▶ _OBJECTIVE_
Filter the data below for the string "disinfection" and copy each matching line.
══ PROVIDED MATERIAL ══
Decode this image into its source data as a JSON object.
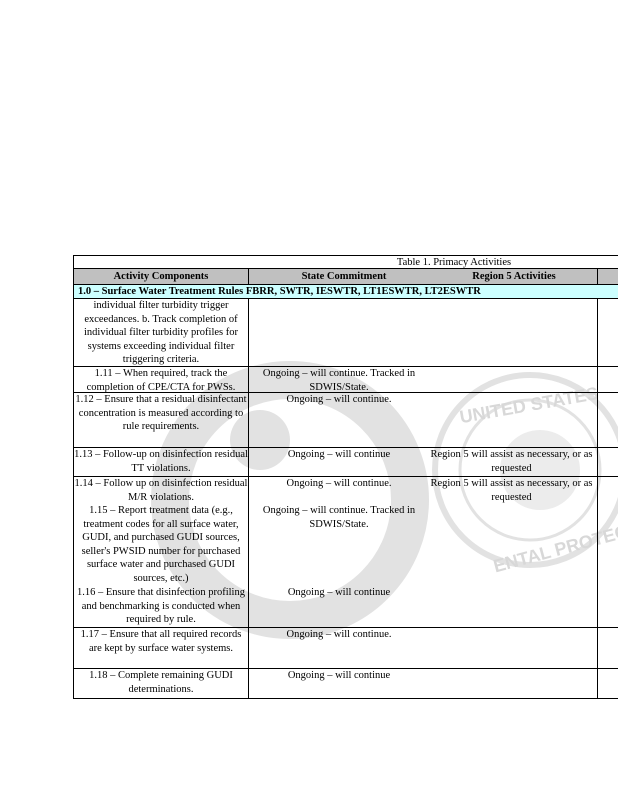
{
  "table": {
    "title": "Table 1. Primacy Activities",
    "headers": [
      "Activity Components",
      "State Commitment",
      "Region 5 Activities"
    ],
    "section": "1.0 – Surface Water Treatment Rules FBRR, SWTR, IESWTR, LT1ESWTR, LT2ESWTR",
    "rows": [
      {
        "activity": "individual filter turbidity trigger exceedances. b. Track completion of individual filter turbidity profiles for systems exceeding individual filter triggering criteria.",
        "state": "",
        "region": ""
      },
      {
        "activity": "1.11 – When required, track the completion of CPE/CTA for PWSs.",
        "state": "Ongoing – will continue. Tracked in SDWIS/State.",
        "region": ""
      },
      {
        "activity": "1.12 – Ensure that a residual disinfectant concentration is measured according to rule requirements.",
        "state": "Ongoing – will continue.",
        "region": ""
      },
      {
        "activity": "1.13 – Follow-up on disinfection residual TT violations.",
        "state": "Ongoing – will continue",
        "region": "Region 5 will assist as necessary, or as requested"
      },
      {
        "activity": "1.14 – Follow up on disinfection residual M/R violations.",
        "state": "Ongoing – will continue.",
        "region": "Region 5 will assist as necessary, or as requested"
      },
      {
        "activity": "1.15 – Report treatment data (e.g., treatment codes for all surface water, GUDI, and purchased GUDI sources, seller's PWSID number for purchased surface water and purchased GUDI sources, etc.)",
        "state": "Ongoing – will continue. Tracked in SDWIS/State.",
        "region": ""
      },
      {
        "activity": "1.16 – Ensure that disinfection profiling and benchmarking is conducted when required by rule.",
        "state": "Ongoing – will continue",
        "region": ""
      },
      {
        "activity": "1.17 – Ensure that all required records are kept by surface water systems.",
        "state": "Ongoing – will continue.",
        "region": ""
      },
      {
        "activity": "1.18 – Complete remaining GUDI determinations.",
        "state": "Ongoing – will continue",
        "region": ""
      }
    ]
  },
  "watermark": {
    "text": [
      "UNITED STATES",
      "ENTAL PROTECT"
    ],
    "color": "#d0d0d0"
  },
  "colors": {
    "section_bg": "#ccffff",
    "header_bg": "#c0c0c0"
  }
}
═══
▶ _OUTPUT_
        "activity": "1.13 – Follow-up on disinfection residual TT violations.",
        "activity": "1.14 – Follow up on disinfection residual M/R violations.",
        "activity": "1.16 – Ensure that disinfection profiling and benchmarking is conducted when required by rule.",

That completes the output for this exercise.